** START OF Listing **

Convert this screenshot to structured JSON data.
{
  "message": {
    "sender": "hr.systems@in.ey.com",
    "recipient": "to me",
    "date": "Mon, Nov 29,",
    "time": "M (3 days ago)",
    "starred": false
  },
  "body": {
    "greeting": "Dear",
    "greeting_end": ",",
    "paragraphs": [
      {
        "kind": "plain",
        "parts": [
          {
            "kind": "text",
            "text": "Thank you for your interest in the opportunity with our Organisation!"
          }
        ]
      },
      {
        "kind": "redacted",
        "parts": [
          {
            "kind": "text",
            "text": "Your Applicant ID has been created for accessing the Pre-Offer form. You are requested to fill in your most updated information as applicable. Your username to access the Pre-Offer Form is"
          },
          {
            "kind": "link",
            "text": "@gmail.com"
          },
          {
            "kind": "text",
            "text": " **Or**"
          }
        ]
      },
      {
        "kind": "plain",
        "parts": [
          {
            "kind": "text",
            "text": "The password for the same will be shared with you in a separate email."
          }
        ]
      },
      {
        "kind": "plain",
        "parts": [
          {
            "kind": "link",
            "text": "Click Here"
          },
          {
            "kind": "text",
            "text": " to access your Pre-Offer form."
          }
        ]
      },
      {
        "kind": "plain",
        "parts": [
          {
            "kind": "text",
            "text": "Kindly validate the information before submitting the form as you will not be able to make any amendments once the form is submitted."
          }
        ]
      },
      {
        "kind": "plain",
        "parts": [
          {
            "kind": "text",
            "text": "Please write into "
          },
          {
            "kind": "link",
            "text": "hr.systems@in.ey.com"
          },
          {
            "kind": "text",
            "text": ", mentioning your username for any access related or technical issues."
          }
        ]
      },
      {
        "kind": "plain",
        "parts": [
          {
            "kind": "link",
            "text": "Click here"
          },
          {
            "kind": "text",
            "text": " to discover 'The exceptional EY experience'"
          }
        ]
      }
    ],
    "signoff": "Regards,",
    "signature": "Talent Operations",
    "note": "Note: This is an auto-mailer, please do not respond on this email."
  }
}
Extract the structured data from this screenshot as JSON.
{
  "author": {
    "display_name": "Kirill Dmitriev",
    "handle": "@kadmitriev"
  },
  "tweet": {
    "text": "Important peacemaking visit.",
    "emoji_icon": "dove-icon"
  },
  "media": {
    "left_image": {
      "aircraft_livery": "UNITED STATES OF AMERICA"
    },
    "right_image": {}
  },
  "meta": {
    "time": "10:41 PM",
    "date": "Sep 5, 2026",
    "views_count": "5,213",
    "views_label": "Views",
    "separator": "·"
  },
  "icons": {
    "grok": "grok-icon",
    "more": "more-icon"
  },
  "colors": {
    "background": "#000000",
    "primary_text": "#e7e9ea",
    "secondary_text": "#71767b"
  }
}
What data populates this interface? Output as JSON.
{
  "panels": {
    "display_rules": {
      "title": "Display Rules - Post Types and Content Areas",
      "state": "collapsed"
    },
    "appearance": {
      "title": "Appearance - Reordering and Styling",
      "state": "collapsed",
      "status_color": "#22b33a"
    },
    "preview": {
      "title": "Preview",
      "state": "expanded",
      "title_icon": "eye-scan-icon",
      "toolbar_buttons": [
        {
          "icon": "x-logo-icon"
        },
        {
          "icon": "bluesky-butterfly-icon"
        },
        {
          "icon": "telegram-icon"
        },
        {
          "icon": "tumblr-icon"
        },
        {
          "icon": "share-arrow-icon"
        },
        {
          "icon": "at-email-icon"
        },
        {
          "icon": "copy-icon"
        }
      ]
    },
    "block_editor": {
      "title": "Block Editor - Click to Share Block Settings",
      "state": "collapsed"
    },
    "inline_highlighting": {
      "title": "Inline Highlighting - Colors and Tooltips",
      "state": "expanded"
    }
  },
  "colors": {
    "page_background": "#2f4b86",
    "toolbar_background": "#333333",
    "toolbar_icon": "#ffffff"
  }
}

** END OF Listing **

— Problem details —
From the entries above, select each line containing the string "systems".

— Exercise result —
    "sender": "hr.systems@in.ey.com",
            "text": "hr.systems@in.ey.com"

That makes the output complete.